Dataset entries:
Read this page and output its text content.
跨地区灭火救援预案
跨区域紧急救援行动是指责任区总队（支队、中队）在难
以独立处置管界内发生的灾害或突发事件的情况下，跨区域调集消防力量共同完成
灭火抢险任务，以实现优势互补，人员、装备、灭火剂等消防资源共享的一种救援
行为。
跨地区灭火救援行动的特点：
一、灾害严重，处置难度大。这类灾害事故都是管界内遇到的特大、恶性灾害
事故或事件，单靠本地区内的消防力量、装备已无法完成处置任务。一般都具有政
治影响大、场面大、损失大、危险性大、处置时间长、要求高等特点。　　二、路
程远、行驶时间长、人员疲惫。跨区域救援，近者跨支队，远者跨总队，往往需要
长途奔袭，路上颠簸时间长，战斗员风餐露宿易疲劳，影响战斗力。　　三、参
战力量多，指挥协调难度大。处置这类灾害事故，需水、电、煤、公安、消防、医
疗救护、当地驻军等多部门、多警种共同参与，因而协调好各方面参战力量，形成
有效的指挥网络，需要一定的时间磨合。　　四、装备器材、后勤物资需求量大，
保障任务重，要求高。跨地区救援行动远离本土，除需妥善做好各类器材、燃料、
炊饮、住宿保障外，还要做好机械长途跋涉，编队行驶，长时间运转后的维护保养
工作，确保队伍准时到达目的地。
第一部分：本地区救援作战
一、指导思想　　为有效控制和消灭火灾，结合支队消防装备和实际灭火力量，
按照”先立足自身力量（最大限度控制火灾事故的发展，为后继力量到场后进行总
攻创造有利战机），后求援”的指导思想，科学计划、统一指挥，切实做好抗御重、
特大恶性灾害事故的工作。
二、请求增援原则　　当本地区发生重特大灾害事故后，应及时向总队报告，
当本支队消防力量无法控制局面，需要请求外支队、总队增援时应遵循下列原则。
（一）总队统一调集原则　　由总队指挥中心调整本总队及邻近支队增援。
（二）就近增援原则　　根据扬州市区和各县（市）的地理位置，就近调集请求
---
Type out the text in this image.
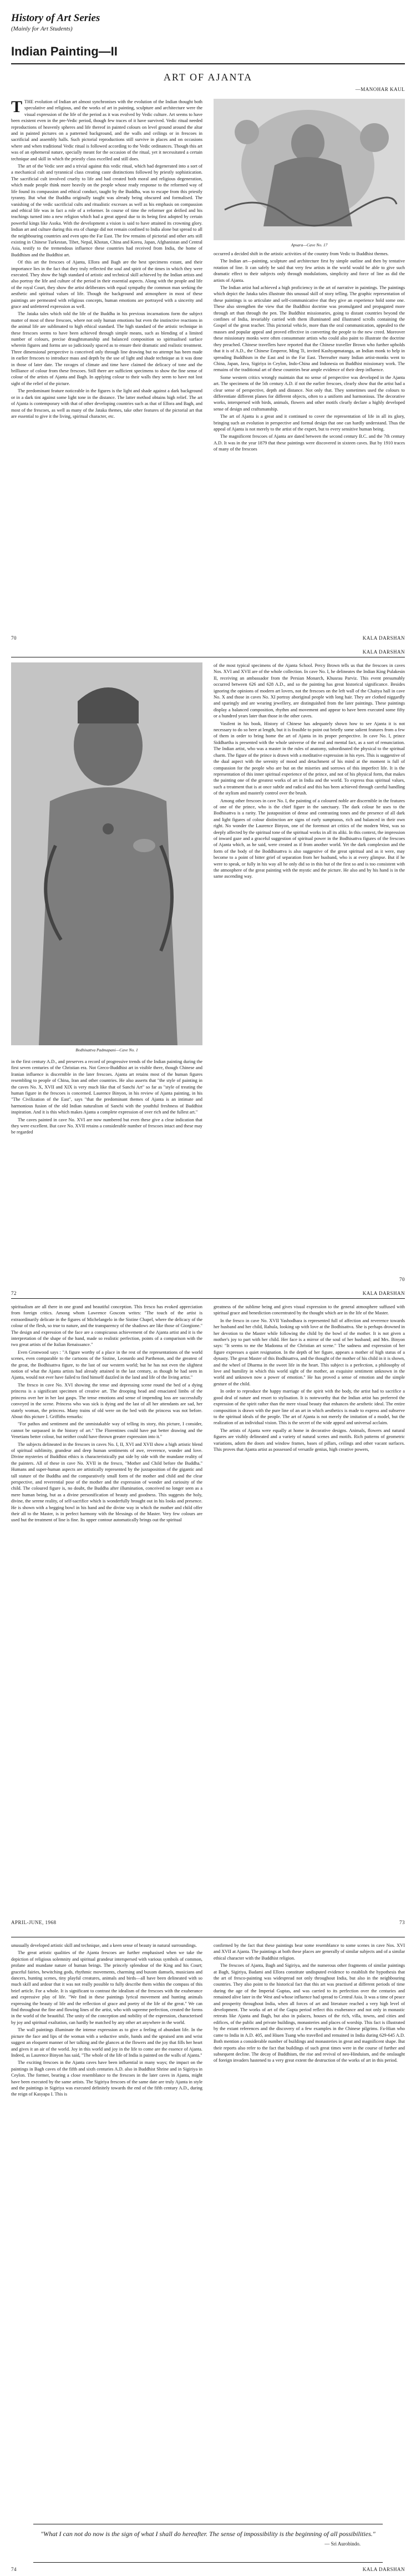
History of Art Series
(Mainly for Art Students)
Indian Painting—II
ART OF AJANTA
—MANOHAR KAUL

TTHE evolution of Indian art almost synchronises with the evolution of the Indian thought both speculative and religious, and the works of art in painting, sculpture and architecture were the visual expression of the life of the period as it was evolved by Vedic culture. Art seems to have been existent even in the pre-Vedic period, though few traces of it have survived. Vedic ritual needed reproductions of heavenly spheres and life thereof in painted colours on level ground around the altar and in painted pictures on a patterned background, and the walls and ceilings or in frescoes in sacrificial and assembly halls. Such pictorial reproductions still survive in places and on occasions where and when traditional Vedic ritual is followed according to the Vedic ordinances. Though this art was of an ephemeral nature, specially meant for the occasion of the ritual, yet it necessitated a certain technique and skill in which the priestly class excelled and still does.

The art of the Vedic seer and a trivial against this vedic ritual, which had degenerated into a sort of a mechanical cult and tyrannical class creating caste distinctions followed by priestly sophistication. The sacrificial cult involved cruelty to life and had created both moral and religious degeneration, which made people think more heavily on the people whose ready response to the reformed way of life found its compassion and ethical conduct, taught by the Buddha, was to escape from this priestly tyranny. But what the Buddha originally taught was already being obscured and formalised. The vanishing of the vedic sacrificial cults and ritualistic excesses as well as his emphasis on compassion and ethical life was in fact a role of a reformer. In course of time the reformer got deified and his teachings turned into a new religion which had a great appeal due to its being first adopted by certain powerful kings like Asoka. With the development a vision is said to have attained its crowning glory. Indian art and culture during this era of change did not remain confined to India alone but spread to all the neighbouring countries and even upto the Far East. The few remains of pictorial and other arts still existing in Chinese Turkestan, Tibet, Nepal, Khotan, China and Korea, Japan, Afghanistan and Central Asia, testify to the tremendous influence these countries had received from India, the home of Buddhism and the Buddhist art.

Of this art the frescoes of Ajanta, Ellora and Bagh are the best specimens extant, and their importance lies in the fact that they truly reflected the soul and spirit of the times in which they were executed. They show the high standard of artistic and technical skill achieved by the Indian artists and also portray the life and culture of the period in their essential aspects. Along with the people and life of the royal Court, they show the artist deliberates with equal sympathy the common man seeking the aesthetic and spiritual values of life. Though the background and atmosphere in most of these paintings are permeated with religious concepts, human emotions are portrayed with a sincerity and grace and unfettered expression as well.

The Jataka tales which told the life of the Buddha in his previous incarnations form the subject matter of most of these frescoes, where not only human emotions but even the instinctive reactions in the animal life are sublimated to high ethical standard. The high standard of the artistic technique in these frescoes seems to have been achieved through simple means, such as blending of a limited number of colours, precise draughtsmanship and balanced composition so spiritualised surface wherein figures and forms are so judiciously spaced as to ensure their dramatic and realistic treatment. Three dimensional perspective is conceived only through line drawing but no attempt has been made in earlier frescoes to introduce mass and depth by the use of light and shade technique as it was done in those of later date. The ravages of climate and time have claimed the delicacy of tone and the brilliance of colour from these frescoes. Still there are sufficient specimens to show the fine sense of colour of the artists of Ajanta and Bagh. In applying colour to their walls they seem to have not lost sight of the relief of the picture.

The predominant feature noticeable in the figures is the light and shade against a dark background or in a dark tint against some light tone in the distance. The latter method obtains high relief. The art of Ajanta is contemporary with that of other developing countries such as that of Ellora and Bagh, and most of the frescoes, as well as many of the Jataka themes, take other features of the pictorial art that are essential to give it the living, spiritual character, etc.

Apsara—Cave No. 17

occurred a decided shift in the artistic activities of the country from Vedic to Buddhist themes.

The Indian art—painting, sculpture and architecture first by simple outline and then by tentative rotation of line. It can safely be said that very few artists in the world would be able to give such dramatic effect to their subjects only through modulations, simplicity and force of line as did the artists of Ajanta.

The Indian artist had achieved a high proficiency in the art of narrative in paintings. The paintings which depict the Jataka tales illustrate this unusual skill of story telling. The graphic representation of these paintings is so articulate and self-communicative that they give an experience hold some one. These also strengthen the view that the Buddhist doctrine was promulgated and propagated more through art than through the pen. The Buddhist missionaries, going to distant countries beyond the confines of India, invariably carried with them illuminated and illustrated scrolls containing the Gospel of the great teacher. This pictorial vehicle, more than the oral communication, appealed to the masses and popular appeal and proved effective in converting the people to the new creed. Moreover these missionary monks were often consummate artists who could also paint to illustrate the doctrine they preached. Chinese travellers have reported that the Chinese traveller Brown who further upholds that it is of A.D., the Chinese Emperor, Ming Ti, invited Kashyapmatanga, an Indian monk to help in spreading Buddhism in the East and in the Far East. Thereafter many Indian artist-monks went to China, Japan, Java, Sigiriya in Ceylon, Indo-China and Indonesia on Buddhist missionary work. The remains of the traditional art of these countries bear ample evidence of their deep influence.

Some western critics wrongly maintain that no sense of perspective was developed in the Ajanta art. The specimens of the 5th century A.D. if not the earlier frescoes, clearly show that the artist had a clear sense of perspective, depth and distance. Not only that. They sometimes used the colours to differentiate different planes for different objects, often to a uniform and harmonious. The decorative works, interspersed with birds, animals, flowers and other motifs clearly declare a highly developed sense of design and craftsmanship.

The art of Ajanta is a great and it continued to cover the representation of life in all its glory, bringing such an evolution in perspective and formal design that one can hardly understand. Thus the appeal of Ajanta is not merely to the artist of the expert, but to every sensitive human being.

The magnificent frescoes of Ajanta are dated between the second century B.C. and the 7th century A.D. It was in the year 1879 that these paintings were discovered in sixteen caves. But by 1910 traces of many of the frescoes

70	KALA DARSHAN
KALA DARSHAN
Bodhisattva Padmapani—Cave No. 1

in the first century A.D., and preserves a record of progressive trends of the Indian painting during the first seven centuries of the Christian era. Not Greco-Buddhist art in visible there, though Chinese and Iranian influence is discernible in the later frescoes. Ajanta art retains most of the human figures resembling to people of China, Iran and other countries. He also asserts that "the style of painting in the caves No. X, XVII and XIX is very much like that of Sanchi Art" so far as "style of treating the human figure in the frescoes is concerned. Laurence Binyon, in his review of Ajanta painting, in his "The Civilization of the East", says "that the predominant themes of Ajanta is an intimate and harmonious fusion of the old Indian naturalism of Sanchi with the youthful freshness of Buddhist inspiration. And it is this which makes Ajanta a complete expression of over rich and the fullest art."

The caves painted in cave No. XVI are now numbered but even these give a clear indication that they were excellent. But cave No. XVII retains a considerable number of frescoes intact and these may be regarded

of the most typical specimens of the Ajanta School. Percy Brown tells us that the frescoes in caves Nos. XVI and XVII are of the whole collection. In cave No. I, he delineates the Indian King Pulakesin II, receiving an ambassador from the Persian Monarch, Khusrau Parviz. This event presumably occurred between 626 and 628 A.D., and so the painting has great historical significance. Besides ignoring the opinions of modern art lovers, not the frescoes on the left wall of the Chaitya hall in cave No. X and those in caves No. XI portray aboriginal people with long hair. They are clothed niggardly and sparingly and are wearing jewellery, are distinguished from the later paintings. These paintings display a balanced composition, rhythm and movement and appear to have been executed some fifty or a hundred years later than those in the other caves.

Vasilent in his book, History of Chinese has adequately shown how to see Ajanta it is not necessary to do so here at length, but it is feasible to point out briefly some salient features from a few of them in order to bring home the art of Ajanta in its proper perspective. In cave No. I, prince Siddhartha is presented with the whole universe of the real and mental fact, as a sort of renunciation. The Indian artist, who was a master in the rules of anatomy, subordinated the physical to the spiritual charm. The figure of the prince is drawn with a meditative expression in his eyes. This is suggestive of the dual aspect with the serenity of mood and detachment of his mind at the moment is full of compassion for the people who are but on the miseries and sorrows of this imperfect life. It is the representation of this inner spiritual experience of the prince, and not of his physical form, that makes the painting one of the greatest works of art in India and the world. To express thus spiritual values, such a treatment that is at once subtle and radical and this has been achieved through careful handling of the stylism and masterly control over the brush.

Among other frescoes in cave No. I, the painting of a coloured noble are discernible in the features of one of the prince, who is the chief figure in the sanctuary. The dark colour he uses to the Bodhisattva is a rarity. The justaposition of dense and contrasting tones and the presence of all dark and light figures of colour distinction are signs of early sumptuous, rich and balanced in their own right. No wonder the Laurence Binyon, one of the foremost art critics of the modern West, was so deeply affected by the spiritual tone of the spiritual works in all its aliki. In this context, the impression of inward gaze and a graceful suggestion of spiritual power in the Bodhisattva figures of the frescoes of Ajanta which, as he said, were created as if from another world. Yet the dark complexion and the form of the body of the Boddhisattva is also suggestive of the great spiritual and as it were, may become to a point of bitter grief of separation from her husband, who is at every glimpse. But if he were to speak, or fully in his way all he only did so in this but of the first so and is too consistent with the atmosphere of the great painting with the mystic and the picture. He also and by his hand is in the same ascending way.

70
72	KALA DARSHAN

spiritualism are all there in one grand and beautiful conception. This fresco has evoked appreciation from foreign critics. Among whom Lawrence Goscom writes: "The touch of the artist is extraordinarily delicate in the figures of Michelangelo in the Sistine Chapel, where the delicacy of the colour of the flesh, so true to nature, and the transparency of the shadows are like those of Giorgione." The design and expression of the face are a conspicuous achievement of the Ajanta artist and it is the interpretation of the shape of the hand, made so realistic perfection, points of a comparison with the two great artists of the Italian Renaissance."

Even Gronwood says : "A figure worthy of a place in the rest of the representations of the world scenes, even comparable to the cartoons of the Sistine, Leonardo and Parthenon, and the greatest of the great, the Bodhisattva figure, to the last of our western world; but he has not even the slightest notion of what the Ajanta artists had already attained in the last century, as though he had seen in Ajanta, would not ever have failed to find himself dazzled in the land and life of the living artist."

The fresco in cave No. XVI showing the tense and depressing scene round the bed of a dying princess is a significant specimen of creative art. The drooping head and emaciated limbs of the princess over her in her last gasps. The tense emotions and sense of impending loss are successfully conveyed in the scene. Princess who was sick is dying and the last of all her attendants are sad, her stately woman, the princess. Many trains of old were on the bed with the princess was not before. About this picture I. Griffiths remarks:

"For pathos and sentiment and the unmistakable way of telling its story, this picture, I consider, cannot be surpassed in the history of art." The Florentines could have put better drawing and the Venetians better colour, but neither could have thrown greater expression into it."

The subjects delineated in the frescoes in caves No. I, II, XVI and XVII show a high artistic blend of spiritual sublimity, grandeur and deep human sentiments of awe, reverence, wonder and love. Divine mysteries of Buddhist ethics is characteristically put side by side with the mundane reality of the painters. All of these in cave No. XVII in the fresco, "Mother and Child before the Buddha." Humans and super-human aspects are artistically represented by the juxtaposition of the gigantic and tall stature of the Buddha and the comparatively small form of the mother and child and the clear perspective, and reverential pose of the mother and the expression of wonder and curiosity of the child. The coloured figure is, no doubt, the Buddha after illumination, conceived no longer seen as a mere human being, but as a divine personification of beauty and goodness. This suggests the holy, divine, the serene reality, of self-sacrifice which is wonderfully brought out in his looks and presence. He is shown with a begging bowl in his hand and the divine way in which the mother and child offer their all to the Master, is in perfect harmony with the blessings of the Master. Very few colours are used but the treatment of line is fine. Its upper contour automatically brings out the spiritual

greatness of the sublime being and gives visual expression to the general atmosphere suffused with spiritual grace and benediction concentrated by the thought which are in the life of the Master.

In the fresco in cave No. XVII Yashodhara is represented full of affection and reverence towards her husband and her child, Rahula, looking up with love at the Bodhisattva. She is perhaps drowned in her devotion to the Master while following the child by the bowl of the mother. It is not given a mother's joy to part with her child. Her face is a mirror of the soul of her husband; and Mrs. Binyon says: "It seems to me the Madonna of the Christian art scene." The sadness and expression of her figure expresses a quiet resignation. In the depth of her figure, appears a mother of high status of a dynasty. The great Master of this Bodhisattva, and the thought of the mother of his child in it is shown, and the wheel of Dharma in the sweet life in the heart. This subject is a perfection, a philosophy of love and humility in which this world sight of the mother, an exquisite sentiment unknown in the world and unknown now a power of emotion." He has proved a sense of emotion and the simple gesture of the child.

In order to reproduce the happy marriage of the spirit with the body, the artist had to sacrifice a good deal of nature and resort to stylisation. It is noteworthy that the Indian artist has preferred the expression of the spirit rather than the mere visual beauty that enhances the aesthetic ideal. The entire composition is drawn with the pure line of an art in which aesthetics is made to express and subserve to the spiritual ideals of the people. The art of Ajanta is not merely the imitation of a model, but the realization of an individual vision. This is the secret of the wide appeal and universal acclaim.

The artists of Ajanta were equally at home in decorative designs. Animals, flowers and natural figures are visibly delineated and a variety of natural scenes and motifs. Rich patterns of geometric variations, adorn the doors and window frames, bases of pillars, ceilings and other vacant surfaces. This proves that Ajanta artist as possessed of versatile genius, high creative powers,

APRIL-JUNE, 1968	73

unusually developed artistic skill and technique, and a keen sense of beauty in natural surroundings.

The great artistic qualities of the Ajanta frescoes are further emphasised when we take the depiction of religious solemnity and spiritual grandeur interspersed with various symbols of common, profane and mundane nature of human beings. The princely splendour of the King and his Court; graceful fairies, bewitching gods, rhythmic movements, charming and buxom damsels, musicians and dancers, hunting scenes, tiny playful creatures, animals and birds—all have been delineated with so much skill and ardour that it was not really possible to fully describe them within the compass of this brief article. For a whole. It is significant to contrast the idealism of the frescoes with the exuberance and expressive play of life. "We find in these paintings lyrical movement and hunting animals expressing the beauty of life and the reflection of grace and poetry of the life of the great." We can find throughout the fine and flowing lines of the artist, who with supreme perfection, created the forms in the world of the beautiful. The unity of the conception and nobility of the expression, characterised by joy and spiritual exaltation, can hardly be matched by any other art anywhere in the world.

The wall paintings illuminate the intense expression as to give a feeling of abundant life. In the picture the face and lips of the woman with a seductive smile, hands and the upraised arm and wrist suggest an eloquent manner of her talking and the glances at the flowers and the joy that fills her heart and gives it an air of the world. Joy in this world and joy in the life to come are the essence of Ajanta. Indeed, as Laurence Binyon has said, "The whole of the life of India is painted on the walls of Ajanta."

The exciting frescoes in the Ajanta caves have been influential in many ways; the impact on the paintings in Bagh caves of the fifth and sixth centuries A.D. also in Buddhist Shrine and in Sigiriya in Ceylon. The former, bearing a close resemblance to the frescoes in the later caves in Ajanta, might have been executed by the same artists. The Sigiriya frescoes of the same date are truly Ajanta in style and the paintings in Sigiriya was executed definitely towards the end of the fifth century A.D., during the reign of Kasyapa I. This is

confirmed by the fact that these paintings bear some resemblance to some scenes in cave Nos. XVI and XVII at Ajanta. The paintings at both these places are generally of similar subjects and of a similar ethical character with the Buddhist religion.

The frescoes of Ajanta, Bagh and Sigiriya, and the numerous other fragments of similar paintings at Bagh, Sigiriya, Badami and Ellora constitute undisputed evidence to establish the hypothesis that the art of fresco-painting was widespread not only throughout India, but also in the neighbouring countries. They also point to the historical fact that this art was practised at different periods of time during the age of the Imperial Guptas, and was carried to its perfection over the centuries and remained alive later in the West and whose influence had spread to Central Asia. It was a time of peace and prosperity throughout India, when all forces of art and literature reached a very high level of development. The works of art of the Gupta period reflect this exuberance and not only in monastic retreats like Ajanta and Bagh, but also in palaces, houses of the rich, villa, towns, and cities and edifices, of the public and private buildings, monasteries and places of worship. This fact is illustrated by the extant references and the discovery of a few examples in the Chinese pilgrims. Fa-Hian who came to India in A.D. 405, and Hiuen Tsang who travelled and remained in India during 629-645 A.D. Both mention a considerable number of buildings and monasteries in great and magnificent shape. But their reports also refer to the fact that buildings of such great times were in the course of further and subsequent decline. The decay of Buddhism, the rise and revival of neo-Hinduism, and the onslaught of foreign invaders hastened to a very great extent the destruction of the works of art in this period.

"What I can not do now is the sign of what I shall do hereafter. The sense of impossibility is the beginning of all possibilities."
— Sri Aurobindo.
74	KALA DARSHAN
==
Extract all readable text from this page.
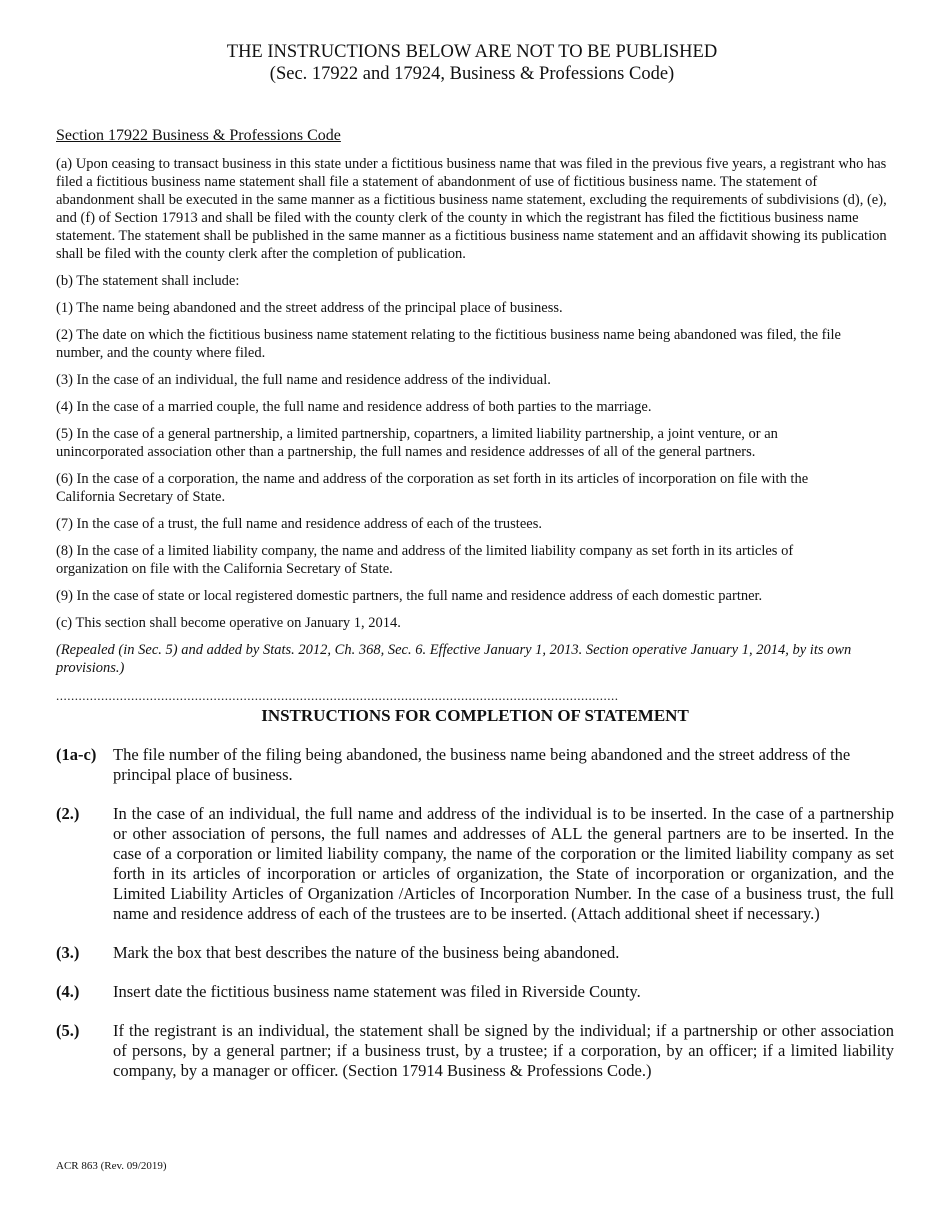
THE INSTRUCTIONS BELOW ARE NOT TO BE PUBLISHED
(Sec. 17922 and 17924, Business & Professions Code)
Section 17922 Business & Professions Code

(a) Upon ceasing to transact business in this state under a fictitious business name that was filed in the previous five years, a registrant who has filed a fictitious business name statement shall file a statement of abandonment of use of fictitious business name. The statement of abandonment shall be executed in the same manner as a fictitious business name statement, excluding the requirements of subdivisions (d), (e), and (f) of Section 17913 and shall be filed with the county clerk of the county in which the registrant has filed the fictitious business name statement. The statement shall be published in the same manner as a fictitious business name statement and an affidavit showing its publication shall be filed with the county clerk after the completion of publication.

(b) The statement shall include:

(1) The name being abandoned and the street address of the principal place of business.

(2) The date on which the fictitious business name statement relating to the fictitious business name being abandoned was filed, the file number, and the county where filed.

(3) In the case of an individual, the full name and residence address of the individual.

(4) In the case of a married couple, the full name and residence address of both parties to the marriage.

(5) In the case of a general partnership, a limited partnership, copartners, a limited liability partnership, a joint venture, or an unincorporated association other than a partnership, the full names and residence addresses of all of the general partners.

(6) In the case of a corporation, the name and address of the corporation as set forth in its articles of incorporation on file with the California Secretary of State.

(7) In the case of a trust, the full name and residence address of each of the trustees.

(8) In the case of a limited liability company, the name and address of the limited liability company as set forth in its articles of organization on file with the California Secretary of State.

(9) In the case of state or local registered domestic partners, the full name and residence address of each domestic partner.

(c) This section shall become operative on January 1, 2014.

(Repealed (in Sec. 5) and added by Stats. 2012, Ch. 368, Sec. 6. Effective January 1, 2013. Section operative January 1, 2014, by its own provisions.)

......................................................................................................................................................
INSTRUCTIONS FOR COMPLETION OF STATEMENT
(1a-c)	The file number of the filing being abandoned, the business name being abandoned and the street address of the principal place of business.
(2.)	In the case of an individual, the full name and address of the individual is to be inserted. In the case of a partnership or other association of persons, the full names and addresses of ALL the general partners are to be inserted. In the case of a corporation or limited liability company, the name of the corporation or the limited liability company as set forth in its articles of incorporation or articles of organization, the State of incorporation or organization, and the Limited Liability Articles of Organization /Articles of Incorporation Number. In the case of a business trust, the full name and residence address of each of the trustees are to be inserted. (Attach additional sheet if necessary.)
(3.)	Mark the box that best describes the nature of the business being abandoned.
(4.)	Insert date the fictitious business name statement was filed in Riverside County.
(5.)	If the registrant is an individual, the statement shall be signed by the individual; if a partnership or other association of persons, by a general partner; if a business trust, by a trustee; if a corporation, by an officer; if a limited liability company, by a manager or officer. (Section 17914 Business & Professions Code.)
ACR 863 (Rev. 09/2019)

What needs to be done: Copy each line of the data that contains the word "traces".

Written solution:
TTHE evolution of Indian art almost synchronises with the evolution of the Indian thought both speculative and religious, and the works of art in painting, sculpture and architecture were the visual expression of the life of the period as it was evolved by Vedic culture. Art seems to have been existent even in the pre-Vedic period, though few traces of it have survived. Vedic ritual needed reproductions of heavenly spheres and life thereof in painted colours on level ground around the altar and in painted pictures on a patterned background, and the walls and ceilings or in frescoes in sacrificial and assembly halls. Such pictorial reproductions still survive in places and on occasions where and when traditional Vedic ritual is followed according to the Vedic ordinances. Though this art was of an ephemeral nature, specially meant for the occasion of the ritual, yet it necessitated a certain technique and skill in which the priestly class excelled and still does.
The magnificent frescoes of Ajanta are dated between the second century B.C. and the 7th century A.D. It was in the year 1879 that these paintings were discovered in sixteen caves. But by 1910 traces of many of the frescoes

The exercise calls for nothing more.